• _WHAT IS NEEDED_
Write out all the entries word for word, but skip any images.
▬▬▬▬▬▬▬▬▬▬
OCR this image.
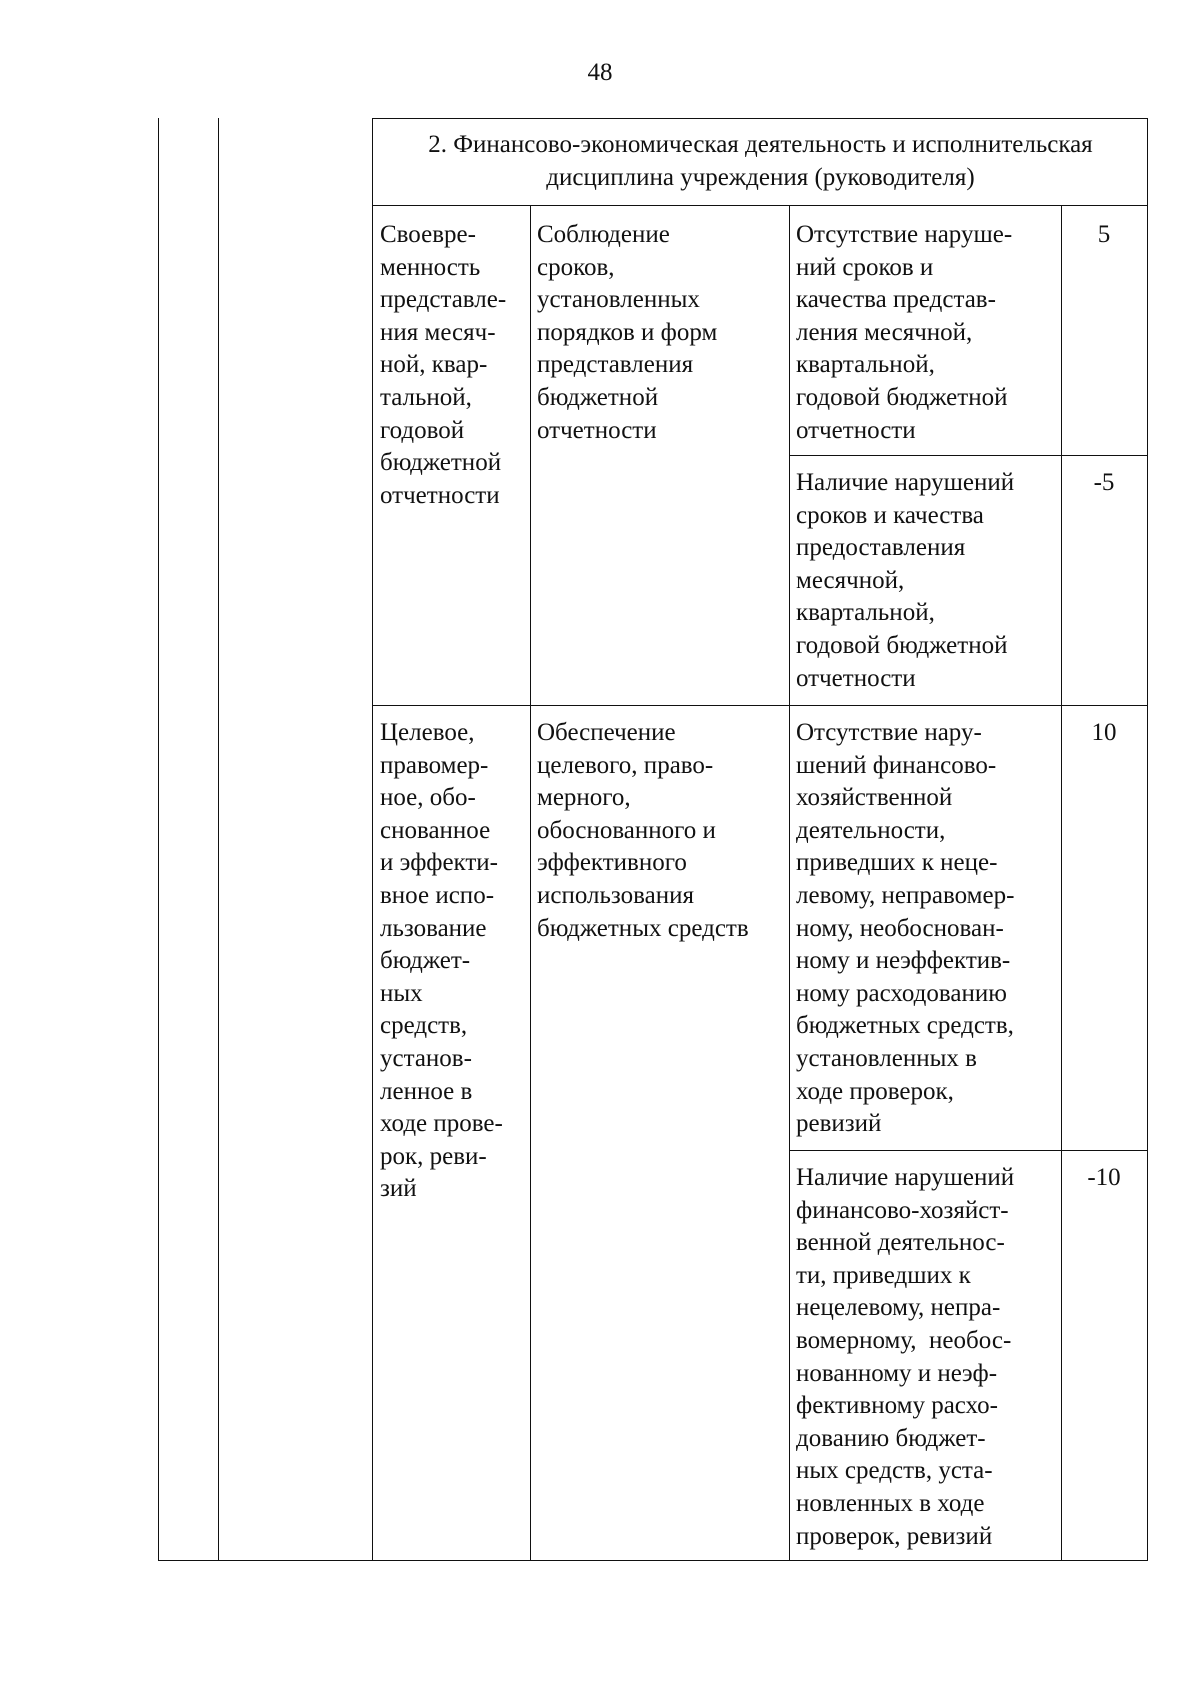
48
2. Финансово-экономическая деятельность и исполнительская
дисциплина учреждения (руководителя)
Своевре-
менность
представле-
ния месяч-
ной, квар-
тальной,
годовой
бюджетной
отчетности
Соблюдение
сроков,
установленных
порядков и форм
представления
бюджетной
отчетности
Отсутствие наруше-
ний сроков и
качества представ-
ления месячной,
квартальной,
годовой бюджетной
отчетности
5
Наличие нарушений
сроков и качества
предоставления
месячной,
квартальной,
годовой бюджетной
отчетности
-5
Целевое,
правомер-
ное, обо-
снованное
и эффекти-
вное испо-
льзование
бюджет-
ных
средств,
установ-
ленное в
ходе прове-
рок, реви-
зий
Обеспечение
целевого, право-
мерного,
обоснованного и
эффективного
использования
бюджетных средств
Отсутствие нару-
шений финансово-
хозяйственной
деятельности,
приведших к неце-
левому, неправомер-
ному, необоснован-
ному и неэффектив-
ному расходованию
бюджетных средств,
установленных в
ходе проверок,
ревизий
10
Наличие нарушений
финансово-хозяйст-
венной деятельнос-
ти, приведших к
нецелевому, непра-
вомерному,  необос-
нованному и неэф-
фективному расхо-
дованию бюджет-
ных средств, уста-
новленных в ходе
проверок, ревизий
-10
▬▬▬▬▬▬▬▬▬▬
• _RESPONSE TO THE EXERCISE_
OCR this image.
48
2. Финансово-экономическая деятельность и исполнительская
дисциплина учреждения (руководителя)
Своевре-
менность
представле-
ния месяч-
ной, квар-
тальной,
годовой
бюджетной
отчетности
Соблюдение
сроков,
установленных
порядков и форм
представления
бюджетной
отчетности
Отсутствие наруше-
ний сроков и
качества представ-
ления месячной,
квартальной,
годовой бюджетной
отчетности
5
Наличие нарушений
сроков и качества
предоставления
месячной,
квартальной,
годовой бюджетной
отчетности
-5
Целевое,
правомер-
ное, обо-
снованное
и эффекти-
вное испо-
льзование
бюджет-
ных
средств,
установ-
ленное в
ходе прове-
рок, реви-
зий
Обеспечение
целевого, право-
мерного,
обоснованного и
эффективного
использования
бюджетных средств
Отсутствие нару-
шений финансово-
хозяйственной
деятельности,
приведших к неце-
левому, неправомер-
ному, необоснован-
ному и неэффектив-
ному расходованию
бюджетных средств,
установленных в
ходе проверок,
ревизий
10
Наличие нарушений
финансово-хозяйст-
венной деятельнос-
ти, приведших к
нецелевому, непра-
вомерному,  необос-
нованному и неэф-
фективному расхо-
дованию бюджет-
ных средств, уста-
новленных в ходе
проверок, ревизий
-10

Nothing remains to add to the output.